# Start of Available records
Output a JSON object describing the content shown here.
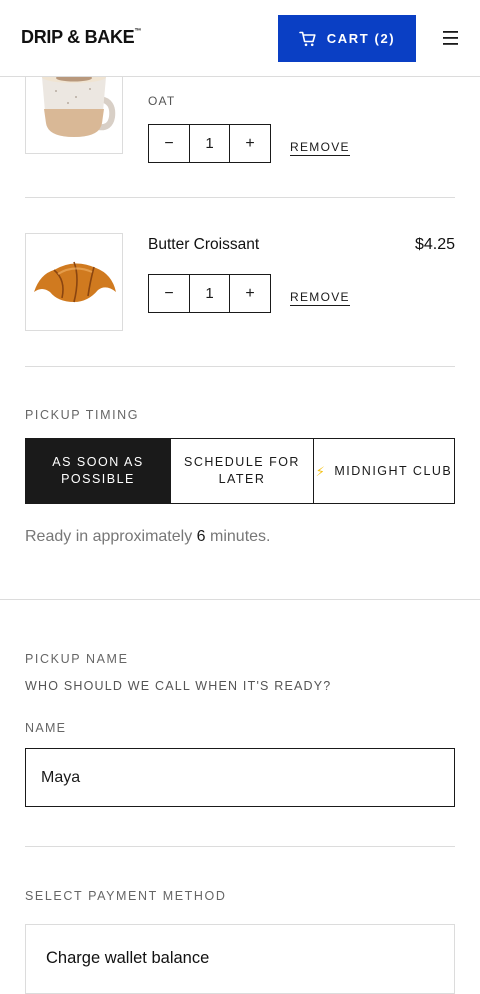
{
  "header": {
    "logo": "DRIP & BAKE",
    "logo_tm": "™",
    "cart_label": "CART (2)",
    "icons": {
      "cart": "cart-icon",
      "menu": "hamburger-menu-icon"
    }
  },
  "cart": {
    "items": [
      {
        "variant": "OAT",
        "quantity": "1",
        "decrement": "−",
        "increment": "+",
        "remove_label": "REMOVE",
        "image": "cappuccino-mug"
      },
      {
        "name": "Butter Croissant",
        "price": "$4.25",
        "quantity": "1",
        "decrement": "−",
        "increment": "+",
        "remove_label": "REMOVE",
        "image": "croissant"
      }
    ]
  },
  "pickup_timing": {
    "label": "PICKUP TIMING",
    "options": [
      {
        "label_line1": "AS SOON AS",
        "label_line2": "POSSIBLE",
        "selected": true
      },
      {
        "label_line1": "SCHEDULE FOR",
        "label_line2": "LATER",
        "selected": false
      },
      {
        "label": "MIDNIGHT CLUB",
        "icon": "lightning-bolt-icon",
        "selected": false
      }
    ],
    "ready_prefix": "Ready in approximately",
    "ready_minutes": "6",
    "ready_suffix": "minutes."
  },
  "pickup_name": {
    "label": "PICKUP NAME",
    "subtitle": "WHO SHOULD WE CALL WHEN IT'S READY?",
    "field_label": "NAME",
    "value": "Maya"
  },
  "payment": {
    "label": "SELECT PAYMENT METHOD",
    "option": "Charge wallet balance"
  },
  "colors": {
    "accent": "#0a3fc4",
    "selected_bg": "#1a1a1a",
    "bolt": "#f3c21b"
  }
}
# End of Available records
### Exercise objective
Gather each line that holds "image".

### Problem solution
        "image": "cappuccino-mug"
        "image": "croissant"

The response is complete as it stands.